Request: Transcribe the material in full, exactly as written.

[Data extracted from a collection]
>> BEGIN

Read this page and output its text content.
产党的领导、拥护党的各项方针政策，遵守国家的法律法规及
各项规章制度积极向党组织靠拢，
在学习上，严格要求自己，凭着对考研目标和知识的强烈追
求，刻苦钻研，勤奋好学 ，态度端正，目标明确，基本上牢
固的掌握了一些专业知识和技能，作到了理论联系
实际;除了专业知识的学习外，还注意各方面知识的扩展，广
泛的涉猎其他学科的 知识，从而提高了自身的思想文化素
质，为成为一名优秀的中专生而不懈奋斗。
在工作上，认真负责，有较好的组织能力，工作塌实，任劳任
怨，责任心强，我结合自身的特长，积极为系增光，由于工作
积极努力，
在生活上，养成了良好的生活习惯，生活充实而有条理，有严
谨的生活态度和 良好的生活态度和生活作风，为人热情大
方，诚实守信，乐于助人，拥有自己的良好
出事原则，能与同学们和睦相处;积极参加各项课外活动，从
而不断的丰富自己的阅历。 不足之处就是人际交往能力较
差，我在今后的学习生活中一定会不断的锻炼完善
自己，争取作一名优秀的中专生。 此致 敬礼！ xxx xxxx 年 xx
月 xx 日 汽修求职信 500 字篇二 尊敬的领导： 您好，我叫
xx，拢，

>> END

Answer below:
Read this page and output its text content.
产党的领导、拥护党的各项方针政策，遵守国家的法律法规及
各项规章制度积极向党组织靠拢，
在学习上，严格要求自己，凭着对考研目标和知识的强烈追
求，刻苦钻研，勤奋好学 ，态度端正，目标明确，基本上牢
固的掌握了一些专业知识和技能，作到了理论联系
实际;除了专业知识的学习外，还注意各方面知识的扩展，广
泛的涉猎其他学科的 知识，从而提高了自身的思想文化素
质，为成为一名优秀的中专生而不懈奋斗。
在工作上，认真负责，有较好的组织能力，工作塌实，任劳任
怨，责任心强，我结合自身的特长，积极为系增光，由于工作
积极努力，
在生活上，养成了良好的生活习惯，生活充实而有条理，有严
谨的生活态度和 良好的生活态度和生活作风，为人热情大
方，诚实守信，乐于助人，拥有自己的良好
出事原则，能与同学们和睦相处;积极参加各项课外活动，从
而不断的丰富自己的阅历。 不足之处就是人际交往能力较
差，我在今后的学习生活中一定会不断的锻炼完善
自己，争取作一名优秀的中专生。 此致 敬礼！ xxx xxxx 年 xx
月 xx 日 汽修求职信 500 字篇二 尊敬的领导： 您好，我叫
xx，拢，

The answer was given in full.